**Exercise requirements:** Copy the items from the start through the line containing "column-header-iteration: ITERATION (143, 296, 403, 348)", and rename "final-score-delta" to "score-change" there. Leave everything else the same.

**Extracted entries:**
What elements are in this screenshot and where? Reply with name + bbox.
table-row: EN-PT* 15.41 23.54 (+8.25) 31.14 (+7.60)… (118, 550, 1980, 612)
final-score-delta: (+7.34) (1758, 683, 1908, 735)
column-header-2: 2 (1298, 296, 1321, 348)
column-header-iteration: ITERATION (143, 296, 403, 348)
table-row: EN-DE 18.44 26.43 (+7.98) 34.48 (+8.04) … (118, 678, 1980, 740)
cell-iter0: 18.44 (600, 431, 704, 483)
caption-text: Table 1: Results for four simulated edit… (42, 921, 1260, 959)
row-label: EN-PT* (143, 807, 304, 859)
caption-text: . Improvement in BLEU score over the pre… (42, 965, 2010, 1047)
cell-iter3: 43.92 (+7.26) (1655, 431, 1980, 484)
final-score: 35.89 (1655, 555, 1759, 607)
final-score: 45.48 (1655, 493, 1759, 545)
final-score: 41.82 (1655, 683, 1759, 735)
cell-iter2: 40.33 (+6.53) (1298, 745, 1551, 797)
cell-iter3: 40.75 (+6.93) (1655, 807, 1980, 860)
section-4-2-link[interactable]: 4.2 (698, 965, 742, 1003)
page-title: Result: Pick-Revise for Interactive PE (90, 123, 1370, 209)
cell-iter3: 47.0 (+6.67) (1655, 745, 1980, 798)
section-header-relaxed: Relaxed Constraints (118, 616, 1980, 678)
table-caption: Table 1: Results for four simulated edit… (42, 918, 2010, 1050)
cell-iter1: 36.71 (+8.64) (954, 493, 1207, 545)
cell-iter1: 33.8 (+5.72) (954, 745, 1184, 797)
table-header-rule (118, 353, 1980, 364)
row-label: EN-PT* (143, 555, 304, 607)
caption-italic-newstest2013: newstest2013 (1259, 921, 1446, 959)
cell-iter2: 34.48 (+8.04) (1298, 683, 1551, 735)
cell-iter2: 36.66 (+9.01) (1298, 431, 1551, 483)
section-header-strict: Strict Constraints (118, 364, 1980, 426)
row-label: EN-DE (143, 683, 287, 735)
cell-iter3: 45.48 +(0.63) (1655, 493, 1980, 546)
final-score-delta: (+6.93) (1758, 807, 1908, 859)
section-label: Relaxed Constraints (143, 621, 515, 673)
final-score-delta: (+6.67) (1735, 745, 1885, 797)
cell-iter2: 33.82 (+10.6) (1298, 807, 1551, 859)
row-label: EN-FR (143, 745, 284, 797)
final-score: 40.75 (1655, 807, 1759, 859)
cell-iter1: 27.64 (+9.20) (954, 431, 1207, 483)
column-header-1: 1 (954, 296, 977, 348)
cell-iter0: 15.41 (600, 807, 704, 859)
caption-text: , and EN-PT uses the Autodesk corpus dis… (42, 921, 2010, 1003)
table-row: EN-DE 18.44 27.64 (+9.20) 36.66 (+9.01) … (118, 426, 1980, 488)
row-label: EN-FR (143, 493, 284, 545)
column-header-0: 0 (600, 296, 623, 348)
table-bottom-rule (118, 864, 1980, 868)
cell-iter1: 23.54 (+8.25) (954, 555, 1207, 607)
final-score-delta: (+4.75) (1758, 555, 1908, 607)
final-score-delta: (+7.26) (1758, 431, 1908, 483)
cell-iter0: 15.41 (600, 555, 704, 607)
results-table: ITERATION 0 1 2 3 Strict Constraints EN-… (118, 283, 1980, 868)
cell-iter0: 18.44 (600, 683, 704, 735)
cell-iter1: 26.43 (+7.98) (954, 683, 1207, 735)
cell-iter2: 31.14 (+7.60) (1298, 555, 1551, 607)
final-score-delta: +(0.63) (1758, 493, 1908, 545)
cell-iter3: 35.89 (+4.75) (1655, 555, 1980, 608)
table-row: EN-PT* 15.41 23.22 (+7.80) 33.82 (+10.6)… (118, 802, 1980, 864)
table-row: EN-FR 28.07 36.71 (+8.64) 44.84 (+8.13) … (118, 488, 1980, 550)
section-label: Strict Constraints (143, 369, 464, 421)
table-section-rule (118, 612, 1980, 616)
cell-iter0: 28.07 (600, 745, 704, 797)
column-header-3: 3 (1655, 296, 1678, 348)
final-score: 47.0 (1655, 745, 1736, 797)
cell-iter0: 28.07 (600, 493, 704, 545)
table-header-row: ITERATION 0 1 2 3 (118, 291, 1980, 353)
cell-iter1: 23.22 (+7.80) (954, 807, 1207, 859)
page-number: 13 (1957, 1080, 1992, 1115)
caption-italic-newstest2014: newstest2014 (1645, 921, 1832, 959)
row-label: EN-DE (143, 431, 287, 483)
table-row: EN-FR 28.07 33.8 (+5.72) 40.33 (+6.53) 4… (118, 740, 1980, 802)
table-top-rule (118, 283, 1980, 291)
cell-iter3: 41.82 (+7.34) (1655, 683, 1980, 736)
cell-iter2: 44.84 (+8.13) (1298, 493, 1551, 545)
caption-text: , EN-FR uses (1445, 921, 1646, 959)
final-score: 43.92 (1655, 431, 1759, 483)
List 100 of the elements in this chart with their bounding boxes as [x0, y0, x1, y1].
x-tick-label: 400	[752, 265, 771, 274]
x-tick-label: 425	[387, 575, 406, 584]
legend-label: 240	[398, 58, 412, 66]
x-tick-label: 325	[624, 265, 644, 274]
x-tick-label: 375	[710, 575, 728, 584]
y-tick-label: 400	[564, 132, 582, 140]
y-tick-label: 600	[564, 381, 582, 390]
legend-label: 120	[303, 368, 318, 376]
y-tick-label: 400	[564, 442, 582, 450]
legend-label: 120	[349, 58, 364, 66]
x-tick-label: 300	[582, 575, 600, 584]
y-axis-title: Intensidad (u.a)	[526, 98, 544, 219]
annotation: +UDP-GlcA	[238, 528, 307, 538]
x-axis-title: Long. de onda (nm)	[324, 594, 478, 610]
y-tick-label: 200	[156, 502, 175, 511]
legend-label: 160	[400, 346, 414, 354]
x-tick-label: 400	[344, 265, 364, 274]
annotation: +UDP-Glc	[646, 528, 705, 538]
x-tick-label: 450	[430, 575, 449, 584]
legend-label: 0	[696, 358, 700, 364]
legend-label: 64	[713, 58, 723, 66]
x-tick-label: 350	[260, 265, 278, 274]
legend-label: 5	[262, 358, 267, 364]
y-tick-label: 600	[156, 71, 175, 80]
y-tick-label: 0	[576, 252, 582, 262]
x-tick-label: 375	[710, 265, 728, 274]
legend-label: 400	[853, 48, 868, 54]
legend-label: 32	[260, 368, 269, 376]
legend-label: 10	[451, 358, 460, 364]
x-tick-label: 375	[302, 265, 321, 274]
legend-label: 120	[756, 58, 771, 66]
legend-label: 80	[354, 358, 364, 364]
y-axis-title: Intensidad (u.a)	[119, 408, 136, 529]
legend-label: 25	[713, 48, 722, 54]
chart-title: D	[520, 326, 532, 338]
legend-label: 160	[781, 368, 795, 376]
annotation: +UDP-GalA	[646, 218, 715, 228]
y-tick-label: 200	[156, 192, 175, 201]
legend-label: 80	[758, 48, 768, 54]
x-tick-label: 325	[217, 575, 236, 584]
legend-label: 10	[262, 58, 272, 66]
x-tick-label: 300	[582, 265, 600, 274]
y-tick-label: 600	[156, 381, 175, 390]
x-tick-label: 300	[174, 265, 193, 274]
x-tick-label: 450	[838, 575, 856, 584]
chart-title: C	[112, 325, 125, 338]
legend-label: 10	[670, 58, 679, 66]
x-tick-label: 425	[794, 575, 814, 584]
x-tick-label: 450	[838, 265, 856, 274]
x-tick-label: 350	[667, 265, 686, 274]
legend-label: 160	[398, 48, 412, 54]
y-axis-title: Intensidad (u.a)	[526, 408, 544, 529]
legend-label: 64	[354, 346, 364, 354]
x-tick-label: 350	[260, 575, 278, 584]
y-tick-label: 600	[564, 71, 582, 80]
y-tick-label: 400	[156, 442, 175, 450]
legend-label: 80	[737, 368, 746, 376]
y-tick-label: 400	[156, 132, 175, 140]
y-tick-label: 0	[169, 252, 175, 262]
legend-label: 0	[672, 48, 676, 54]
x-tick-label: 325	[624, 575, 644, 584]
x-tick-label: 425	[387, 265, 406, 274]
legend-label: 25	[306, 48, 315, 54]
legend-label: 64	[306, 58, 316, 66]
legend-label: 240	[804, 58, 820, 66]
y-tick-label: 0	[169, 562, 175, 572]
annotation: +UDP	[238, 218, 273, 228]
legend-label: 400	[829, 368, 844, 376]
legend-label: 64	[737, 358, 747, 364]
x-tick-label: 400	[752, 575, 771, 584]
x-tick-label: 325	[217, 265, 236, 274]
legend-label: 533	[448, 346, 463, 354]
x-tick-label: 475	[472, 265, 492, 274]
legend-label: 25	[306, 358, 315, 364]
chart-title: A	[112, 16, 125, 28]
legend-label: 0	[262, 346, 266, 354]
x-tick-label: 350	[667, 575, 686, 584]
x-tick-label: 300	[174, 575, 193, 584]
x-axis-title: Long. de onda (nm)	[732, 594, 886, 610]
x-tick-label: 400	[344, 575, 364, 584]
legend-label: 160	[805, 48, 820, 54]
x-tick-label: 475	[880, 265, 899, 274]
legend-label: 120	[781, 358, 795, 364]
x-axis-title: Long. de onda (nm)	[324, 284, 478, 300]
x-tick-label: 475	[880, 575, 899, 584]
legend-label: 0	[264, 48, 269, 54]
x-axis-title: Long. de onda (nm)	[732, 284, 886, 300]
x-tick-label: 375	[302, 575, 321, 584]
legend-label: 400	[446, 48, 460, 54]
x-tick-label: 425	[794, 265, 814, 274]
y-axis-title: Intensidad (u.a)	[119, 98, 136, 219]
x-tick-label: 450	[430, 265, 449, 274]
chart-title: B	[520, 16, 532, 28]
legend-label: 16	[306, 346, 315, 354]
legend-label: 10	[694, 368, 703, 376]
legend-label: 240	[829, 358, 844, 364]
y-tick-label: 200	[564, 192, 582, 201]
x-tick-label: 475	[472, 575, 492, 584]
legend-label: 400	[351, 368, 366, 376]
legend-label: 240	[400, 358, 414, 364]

**Solution:**
What elements are in this screenshot and where? Reply with name + bbox.
table-row: EN-PT* 15.41 23.54 (+8.25) 31.14 (+7.60)… (118, 550, 1980, 612)
score-change: (+7.34) (1758, 683, 1908, 735)
column-header-2: 2 (1298, 296, 1321, 348)
column-header-iteration: ITERATION (143, 296, 403, 348)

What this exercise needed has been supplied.